--- THE EXERCISE ---
Copy out all lines where "Positions" appears.

--- DATA SHOWN ---
---------------

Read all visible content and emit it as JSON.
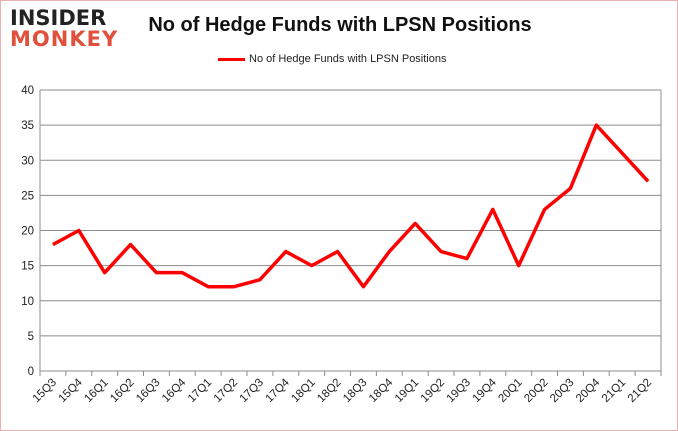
{
  "logo": {
    "line1": "INSIDER",
    "line2": "MONKEY"
  },
  "chart_data": {
    "type": "line",
    "title": "No of Hedge Funds with LPSN Positions",
    "xlabel": "",
    "ylabel": "",
    "categories": [
      "15Q3",
      "15Q4",
      "16Q1",
      "16Q2",
      "16Q3",
      "16Q4",
      "17Q1",
      "17Q2",
      "17Q3",
      "17Q4",
      "18Q1",
      "18Q2",
      "18Q3",
      "18Q4",
      "19Q1",
      "19Q2",
      "19Q3",
      "19Q4",
      "20Q1",
      "20Q2",
      "20Q3",
      "20Q4",
      "21Q1",
      "21Q2"
    ],
    "series": [
      {
        "name": "No of Hedge Funds with LPSN Positions",
        "color": "#ff0000",
        "values": [
          18,
          20,
          14,
          18,
          14,
          14,
          12,
          12,
          13,
          17,
          15,
          17,
          12,
          17,
          21,
          17,
          16,
          23,
          15,
          23,
          26,
          35,
          31,
          27
        ]
      }
    ],
    "ylim": [
      0,
      40
    ],
    "yticks": [
      0,
      5,
      10,
      15,
      20,
      25,
      30,
      35,
      40
    ],
    "grid": true,
    "legend": "top-center"
  }
}
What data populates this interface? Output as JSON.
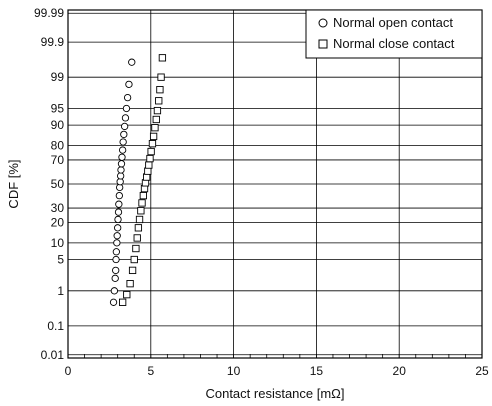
{
  "chart_data": {
    "type": "scatter",
    "xlabel": "Contact resistance [mΩ]",
    "ylabel": "CDF  [%]",
    "xlim": [
      0,
      25
    ],
    "y_scale": "normal-probability",
    "ylim": [
      0.01,
      99.99
    ],
    "x_ticks": [
      0,
      5,
      10,
      15,
      20,
      25
    ],
    "x_tick_labels": [
      "0",
      "5",
      "10",
      "15",
      "20",
      "25"
    ],
    "y_ticks": [
      0.01,
      0.1,
      1,
      5,
      10,
      20,
      30,
      50,
      70,
      80,
      90,
      95,
      99,
      99.9,
      99.99
    ],
    "y_tick_labels": [
      "0.01",
      "0.1",
      "1",
      "5",
      "10",
      "20",
      "30",
      "50",
      "70",
      "80",
      "90",
      "95",
      "99",
      "99.9",
      "99.99"
    ],
    "grid": true,
    "legend_position": "top-right",
    "series": [
      {
        "name": "Normal open contact",
        "marker": "circle",
        "x": [
          2.75,
          2.8,
          2.85,
          2.88,
          2.9,
          2.92,
          2.95,
          2.97,
          3.0,
          3.02,
          3.05,
          3.07,
          3.1,
          3.12,
          3.15,
          3.18,
          3.2,
          3.23,
          3.26,
          3.3,
          3.33,
          3.37,
          3.42,
          3.47,
          3.53,
          3.6,
          3.68,
          3.85
        ],
        "y": [
          0.5,
          1,
          2,
          3,
          5,
          7,
          10,
          13,
          17,
          22,
          27,
          33,
          40,
          47,
          52,
          57,
          62,
          67,
          72,
          77,
          82,
          86,
          89.5,
          92.5,
          95,
          97,
          98.5,
          99.6
        ]
      },
      {
        "name": "Normal close contact",
        "marker": "square",
        "x": [
          3.3,
          3.55,
          3.75,
          3.9,
          4.0,
          4.1,
          4.18,
          4.25,
          4.32,
          4.4,
          4.47,
          4.55,
          4.62,
          4.68,
          4.75,
          4.82,
          4.88,
          4.95,
          5.02,
          5.1,
          5.17,
          5.25,
          5.33,
          5.4,
          5.48,
          5.55,
          5.62,
          5.7
        ],
        "y": [
          0.5,
          0.8,
          1.5,
          3,
          5,
          8,
          12,
          17,
          22,
          28,
          34,
          40,
          46,
          51,
          56,
          61,
          66,
          71,
          76,
          81,
          85,
          89,
          92,
          94.5,
          96.5,
          98,
          99,
          99.7
        ]
      }
    ]
  }
}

---------------

--- COMPLETE OUTPUT ---
    "title": "No of Hedge Funds with LPSN Positions",
        "name": "No of Hedge Funds with LPSN Positions",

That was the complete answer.